§ Stated task:
Find the string "vmax" in the data, then copy every line where it is found.

§ Data shown:
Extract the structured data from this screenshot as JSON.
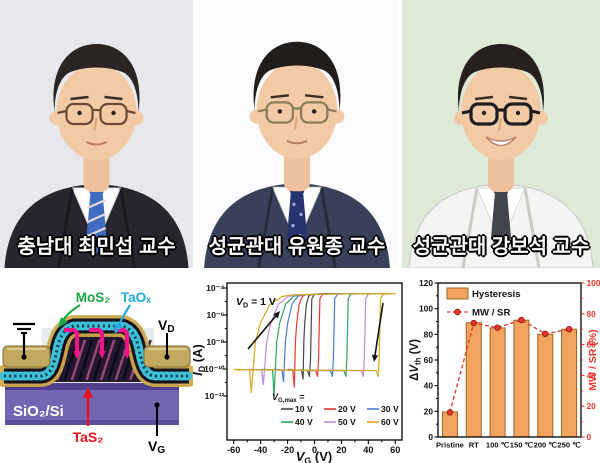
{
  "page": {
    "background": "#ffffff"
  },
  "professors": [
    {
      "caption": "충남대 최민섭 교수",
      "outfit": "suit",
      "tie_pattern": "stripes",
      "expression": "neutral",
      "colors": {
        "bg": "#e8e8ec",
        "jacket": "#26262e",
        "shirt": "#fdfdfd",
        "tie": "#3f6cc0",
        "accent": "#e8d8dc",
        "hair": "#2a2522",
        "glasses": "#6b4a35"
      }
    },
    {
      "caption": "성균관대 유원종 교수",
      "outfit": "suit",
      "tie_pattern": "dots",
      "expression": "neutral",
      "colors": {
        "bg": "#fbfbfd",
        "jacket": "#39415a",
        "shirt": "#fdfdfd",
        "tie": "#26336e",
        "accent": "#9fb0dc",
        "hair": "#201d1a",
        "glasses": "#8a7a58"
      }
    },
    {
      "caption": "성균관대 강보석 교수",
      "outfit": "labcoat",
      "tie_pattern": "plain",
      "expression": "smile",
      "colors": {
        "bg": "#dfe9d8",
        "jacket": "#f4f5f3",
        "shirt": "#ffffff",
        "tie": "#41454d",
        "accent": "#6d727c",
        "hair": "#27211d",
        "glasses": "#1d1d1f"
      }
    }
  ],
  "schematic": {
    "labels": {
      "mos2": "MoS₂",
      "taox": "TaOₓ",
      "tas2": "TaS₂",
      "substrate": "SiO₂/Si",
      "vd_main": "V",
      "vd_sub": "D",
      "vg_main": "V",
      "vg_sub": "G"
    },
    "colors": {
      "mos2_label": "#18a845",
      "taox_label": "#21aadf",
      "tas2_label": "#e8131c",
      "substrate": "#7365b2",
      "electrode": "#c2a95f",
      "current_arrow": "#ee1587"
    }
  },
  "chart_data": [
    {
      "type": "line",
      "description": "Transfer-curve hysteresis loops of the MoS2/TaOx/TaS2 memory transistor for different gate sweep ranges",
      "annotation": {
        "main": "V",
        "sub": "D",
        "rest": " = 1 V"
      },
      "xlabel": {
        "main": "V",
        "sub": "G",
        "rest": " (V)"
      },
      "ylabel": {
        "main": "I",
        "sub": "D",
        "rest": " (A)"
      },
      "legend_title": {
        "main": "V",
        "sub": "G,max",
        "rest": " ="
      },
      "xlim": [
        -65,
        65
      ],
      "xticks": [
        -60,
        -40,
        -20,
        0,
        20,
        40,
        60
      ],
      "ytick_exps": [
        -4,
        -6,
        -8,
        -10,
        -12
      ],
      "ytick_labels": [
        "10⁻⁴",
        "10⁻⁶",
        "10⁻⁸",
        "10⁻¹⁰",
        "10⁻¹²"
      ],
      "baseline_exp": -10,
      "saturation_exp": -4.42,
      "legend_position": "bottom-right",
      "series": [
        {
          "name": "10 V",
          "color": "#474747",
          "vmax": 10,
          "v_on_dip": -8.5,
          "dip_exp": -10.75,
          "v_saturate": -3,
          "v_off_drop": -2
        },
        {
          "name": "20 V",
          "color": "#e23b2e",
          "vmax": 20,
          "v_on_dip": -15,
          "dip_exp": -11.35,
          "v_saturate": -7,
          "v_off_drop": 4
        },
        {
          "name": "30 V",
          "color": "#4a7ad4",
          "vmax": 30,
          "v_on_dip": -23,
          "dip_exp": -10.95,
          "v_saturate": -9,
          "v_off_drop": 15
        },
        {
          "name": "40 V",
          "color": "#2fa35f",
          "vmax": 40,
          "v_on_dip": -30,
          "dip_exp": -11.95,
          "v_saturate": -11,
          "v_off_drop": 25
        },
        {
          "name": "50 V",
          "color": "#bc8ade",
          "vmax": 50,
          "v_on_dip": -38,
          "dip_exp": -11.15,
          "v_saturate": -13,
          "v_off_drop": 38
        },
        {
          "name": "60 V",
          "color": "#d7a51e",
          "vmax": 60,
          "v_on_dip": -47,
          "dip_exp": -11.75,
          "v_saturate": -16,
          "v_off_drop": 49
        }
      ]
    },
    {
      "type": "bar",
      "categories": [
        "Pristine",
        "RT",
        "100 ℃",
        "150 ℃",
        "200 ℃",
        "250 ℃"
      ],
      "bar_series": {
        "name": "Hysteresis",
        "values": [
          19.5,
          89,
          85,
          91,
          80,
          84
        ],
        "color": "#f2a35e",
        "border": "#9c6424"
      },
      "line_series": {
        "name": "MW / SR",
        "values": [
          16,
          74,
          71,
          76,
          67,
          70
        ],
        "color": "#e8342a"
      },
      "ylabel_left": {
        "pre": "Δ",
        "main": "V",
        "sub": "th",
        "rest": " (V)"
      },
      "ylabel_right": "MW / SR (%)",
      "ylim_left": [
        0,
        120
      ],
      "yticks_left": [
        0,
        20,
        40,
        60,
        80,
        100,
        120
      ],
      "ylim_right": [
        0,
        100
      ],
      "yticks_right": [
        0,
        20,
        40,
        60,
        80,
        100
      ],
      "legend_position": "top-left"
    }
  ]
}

§ Task response:
          "vmax": 10,
          "vmax": 20,
          "vmax": 30,
          "vmax": 40,
          "vmax": 50,
          "vmax": 60,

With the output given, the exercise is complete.